Goal: Print the lines of the entries from the one containing "370, 460, 410)" through the one containing "y-tick-label: 50.105 (90, 182, 150, 207)", reproducing each line verbatim, both ends included.

[Labeled box entries]

--- Begin ---

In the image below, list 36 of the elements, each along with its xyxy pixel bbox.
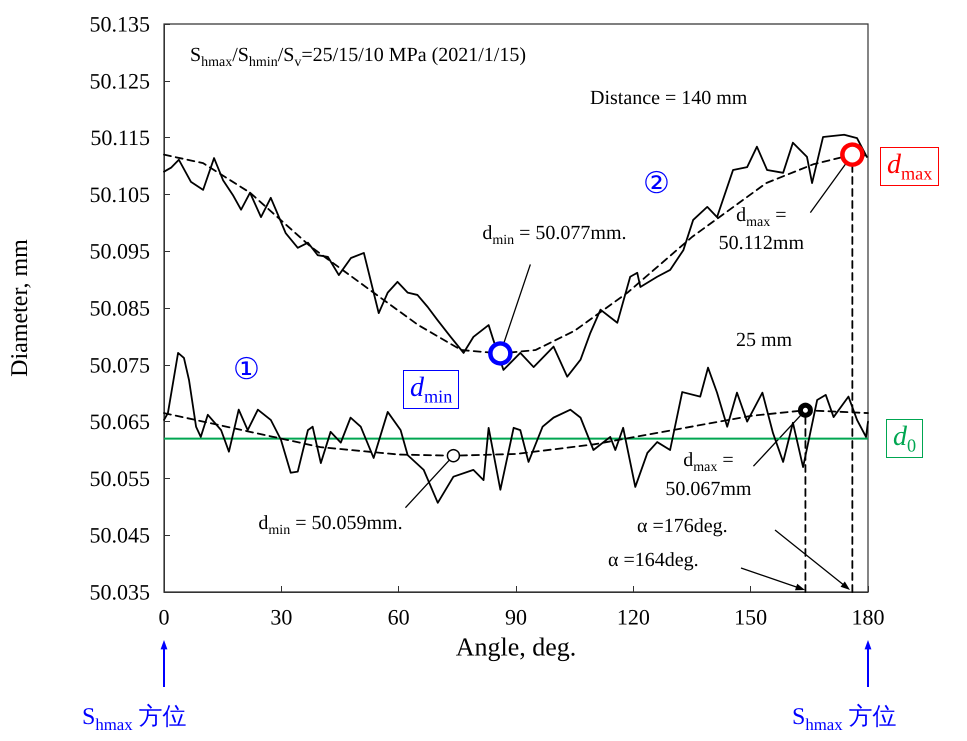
annotation: d$_{min}$ (403, 370, 460, 410)
x-tick-label: 30 (270, 604, 292, 630)
text: S$_{hmax}$/S$_{hmin}$/S$_{v}$=25/15/10 MPa (2021/1/15) (190, 43, 526, 72)
annotation: ① (233, 352, 260, 388)
y-tick-label: 50.105 (90, 182, 150, 207)
y-tick-label: 50.115 (90, 125, 150, 150)
annotation: 25 mm (736, 328, 792, 352)
annotation: α =164deg. (608, 548, 699, 572)
x-tick-label: 120 (616, 604, 650, 630)
y-tick-label: 50.085 (90, 296, 150, 320)
y-tick-label: 50.065 (90, 409, 150, 434)
ref-line-label: d$_{0}$ (886, 418, 924, 458)
text: S$_{hmax}$ 方位 (82, 703, 187, 735)
y-tick-label: 50.075 (90, 352, 150, 378)
y-tick-label: 50.055 (90, 466, 150, 491)
x-tick-label: 180 (852, 604, 884, 630)
annotation: d$_{max}$ = 50.112mm (718, 202, 806, 256)
annotation: ② (643, 166, 670, 202)
text: S$_{hmax}$ 方位 (792, 703, 897, 735)
annotation: d$_{max}$ = 50.067mm (664, 448, 752, 502)
y-tick-label: 50.135 (90, 12, 150, 36)
y-tick-label: 50.035 (90, 580, 150, 604)
annotation: α =176deg. (637, 514, 728, 538)
y-axis-title: Diameter, mm (7, 238, 33, 377)
annotation: Distance = 140 mm (590, 86, 748, 110)
text: d$_{max}$ (880, 147, 940, 186)
x-tick-label: 150 (734, 604, 768, 630)
annotation: d$_{min}$ = 50.077mm. (482, 221, 627, 250)
annotation: d$_{min}$ = 50.059mm. (258, 510, 403, 540)
y-tick-label: 50.095 (90, 238, 150, 264)
y-tick-label: 50.125 (90, 68, 150, 94)
y-tick-label: 50.045 (90, 522, 150, 548)
x-tick-label: 0 (158, 604, 170, 630)
x-tick-label: 60 (388, 604, 410, 630)
x-tick-label: 90 (505, 604, 527, 630)
x-axis-title: Angle, deg. (456, 632, 576, 662)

--- End ---

Output below:
annotation: d$_{min}$ (403, 370, 460, 410)
x-tick-label: 30 (270, 604, 292, 630)
text: S$_{hmax}$/S$_{hmin}$/S$_{v}$=25/15/10 MPa (2021/1/15) (190, 43, 526, 72)
annotation: ① (233, 352, 260, 388)
y-tick-label: 50.105 (90, 182, 150, 207)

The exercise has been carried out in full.